▶ **Input data**:
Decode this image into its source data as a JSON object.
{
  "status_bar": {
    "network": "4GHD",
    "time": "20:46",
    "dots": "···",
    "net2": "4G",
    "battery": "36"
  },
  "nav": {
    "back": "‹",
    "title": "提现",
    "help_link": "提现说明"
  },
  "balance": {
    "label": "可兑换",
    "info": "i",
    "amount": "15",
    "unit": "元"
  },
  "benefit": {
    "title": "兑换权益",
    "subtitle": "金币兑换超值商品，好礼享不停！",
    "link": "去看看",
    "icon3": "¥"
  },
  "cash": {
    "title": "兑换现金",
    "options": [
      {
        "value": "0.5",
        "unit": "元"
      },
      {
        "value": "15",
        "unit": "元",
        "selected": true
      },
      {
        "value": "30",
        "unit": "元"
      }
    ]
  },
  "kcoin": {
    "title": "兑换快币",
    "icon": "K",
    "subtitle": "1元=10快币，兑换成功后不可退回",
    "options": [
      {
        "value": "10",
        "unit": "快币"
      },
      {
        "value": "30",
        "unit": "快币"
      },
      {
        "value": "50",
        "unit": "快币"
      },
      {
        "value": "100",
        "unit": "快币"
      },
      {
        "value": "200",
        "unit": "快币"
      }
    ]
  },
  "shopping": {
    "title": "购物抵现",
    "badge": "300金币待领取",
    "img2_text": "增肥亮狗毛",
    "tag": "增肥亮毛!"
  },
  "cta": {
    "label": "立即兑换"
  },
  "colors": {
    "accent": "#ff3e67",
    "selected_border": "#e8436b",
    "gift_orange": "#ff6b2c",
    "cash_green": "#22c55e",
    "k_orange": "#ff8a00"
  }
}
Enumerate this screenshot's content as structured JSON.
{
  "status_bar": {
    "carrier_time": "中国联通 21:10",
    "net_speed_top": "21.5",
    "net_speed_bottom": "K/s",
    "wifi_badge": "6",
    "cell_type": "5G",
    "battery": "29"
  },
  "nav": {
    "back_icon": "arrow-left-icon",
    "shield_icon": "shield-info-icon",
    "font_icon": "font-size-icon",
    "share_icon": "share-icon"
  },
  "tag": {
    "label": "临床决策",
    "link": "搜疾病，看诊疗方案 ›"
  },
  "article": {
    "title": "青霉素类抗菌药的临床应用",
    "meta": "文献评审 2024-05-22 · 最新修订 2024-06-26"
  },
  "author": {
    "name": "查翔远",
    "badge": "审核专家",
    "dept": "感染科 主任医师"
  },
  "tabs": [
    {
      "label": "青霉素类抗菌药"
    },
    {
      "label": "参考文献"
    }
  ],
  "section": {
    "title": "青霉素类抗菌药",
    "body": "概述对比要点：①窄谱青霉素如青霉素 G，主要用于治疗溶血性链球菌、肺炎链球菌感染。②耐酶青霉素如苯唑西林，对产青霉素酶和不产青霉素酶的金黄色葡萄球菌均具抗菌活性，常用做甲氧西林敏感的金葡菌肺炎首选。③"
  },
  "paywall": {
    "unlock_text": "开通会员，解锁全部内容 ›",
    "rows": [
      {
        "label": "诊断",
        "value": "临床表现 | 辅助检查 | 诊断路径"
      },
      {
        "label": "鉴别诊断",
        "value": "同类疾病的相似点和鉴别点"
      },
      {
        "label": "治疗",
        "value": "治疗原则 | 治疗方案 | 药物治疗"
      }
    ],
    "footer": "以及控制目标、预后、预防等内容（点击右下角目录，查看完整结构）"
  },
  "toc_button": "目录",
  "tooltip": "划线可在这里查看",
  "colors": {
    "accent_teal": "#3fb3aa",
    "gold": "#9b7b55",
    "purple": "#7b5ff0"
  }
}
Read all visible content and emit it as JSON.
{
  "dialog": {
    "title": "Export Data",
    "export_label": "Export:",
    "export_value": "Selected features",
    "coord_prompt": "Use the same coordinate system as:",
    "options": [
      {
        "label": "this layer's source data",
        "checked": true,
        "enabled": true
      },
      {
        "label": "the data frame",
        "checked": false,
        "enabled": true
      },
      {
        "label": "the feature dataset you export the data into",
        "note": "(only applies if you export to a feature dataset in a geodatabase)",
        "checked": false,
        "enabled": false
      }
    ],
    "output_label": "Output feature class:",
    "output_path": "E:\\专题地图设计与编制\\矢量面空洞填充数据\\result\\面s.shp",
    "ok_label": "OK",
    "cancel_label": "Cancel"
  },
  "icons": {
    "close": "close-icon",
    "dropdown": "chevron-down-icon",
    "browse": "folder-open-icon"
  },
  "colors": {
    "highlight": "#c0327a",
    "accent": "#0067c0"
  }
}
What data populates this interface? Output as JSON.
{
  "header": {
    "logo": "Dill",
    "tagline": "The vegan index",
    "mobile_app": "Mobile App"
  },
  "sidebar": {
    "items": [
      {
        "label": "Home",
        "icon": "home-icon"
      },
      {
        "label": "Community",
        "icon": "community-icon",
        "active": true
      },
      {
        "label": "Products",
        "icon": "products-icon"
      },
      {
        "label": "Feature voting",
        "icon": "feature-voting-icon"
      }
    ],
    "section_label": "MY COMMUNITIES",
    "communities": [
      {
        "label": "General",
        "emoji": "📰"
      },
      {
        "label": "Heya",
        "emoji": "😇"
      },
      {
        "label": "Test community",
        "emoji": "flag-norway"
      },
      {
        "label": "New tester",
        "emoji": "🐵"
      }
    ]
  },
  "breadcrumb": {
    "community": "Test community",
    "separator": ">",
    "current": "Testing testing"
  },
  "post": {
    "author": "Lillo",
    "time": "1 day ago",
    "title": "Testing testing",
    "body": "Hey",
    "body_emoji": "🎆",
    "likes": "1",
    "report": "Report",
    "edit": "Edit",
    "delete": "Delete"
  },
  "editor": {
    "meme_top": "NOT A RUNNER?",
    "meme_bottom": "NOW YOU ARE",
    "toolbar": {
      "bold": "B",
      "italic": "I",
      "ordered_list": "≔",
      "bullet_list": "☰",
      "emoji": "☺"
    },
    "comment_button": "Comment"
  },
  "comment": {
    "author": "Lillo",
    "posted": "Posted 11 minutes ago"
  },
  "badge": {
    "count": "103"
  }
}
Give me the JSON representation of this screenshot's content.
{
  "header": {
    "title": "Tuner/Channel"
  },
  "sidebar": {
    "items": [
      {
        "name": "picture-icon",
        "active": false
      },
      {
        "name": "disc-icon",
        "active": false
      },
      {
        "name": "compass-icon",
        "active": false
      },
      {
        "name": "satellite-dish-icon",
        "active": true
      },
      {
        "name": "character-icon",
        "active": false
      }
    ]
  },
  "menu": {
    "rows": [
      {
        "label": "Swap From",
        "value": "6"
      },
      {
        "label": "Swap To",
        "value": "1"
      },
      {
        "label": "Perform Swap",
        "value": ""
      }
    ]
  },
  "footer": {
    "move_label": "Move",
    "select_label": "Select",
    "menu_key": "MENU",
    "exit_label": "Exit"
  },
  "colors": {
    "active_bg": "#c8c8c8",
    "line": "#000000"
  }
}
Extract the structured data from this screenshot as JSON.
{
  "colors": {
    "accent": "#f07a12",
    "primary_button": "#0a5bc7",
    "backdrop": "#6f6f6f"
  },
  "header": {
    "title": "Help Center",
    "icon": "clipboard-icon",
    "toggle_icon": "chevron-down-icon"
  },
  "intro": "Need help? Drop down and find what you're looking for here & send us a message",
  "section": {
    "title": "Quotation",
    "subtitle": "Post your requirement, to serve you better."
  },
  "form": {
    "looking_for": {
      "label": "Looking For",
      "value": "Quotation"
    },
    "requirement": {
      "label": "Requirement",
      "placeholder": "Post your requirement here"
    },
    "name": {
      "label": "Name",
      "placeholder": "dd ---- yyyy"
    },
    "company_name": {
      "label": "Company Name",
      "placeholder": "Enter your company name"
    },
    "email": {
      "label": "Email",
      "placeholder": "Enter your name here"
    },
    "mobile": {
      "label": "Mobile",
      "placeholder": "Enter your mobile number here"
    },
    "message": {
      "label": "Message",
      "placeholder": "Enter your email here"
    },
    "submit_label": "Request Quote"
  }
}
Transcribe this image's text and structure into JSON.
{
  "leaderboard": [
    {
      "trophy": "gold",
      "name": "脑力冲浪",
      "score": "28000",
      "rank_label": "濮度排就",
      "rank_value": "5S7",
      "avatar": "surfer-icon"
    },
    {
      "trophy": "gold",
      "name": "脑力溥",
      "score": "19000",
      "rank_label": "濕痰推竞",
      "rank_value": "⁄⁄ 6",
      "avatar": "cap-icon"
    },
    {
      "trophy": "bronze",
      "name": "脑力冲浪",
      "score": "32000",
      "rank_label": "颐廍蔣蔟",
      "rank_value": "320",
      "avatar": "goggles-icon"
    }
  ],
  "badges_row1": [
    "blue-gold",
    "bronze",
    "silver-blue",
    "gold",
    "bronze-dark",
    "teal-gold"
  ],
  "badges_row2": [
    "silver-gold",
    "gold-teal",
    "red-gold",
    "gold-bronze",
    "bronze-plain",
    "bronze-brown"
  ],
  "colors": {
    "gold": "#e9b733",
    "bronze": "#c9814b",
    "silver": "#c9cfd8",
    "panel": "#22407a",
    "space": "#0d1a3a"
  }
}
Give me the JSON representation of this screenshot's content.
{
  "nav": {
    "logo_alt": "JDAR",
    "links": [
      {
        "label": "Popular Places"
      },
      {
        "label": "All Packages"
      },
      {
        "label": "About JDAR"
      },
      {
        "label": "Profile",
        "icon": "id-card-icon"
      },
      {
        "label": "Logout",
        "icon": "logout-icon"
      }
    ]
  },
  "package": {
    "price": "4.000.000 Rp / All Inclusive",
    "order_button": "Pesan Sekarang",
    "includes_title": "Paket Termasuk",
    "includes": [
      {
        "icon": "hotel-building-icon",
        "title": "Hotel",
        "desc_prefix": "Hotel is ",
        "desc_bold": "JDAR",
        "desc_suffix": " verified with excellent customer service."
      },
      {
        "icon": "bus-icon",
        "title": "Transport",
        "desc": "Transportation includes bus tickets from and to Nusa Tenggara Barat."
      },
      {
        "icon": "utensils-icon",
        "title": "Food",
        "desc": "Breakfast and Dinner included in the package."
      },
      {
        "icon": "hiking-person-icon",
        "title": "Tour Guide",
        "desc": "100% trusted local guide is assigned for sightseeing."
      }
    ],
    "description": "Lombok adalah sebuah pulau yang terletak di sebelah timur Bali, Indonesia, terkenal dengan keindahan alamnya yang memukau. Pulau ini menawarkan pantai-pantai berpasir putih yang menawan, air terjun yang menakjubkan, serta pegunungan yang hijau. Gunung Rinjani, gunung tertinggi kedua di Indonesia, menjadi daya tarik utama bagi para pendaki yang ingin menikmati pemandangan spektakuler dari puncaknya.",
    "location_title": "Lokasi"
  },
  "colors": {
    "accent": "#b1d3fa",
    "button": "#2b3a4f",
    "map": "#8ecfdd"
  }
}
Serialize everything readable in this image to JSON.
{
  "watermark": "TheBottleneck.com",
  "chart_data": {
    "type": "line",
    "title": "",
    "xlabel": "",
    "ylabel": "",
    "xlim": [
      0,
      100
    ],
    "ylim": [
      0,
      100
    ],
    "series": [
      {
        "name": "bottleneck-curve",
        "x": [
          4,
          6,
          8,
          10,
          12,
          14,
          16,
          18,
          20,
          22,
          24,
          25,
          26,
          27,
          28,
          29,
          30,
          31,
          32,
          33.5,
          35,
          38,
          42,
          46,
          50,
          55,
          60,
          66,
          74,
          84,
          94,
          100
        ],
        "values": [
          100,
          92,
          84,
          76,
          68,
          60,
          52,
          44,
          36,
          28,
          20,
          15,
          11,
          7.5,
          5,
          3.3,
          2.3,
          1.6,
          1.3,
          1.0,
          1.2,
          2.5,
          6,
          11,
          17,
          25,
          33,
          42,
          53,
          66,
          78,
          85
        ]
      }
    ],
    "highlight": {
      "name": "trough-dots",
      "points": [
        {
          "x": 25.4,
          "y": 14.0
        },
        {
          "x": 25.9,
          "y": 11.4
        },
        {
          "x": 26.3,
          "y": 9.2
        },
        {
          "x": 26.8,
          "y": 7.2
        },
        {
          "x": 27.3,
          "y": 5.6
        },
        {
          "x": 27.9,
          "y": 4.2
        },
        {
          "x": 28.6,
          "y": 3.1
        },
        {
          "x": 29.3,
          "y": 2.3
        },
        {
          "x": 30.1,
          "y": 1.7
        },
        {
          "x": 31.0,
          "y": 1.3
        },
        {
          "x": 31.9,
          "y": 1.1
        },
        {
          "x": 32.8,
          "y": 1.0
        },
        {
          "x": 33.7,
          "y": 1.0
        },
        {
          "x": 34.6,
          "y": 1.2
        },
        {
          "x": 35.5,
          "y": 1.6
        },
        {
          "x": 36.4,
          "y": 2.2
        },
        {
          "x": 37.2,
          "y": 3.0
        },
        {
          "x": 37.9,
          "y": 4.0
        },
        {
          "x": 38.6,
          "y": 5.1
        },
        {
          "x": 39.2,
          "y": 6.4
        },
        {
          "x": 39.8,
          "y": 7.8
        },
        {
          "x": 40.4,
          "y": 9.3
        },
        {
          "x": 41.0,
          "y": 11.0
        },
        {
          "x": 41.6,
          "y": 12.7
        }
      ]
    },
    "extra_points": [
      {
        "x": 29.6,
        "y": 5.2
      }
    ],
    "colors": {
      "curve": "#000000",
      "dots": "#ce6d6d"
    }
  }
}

▶ **Task to carry out**: Return each line with "voting".

▶ **Solution below**:
        "label": "Feature voting",
        "icon": "feature-voting-icon"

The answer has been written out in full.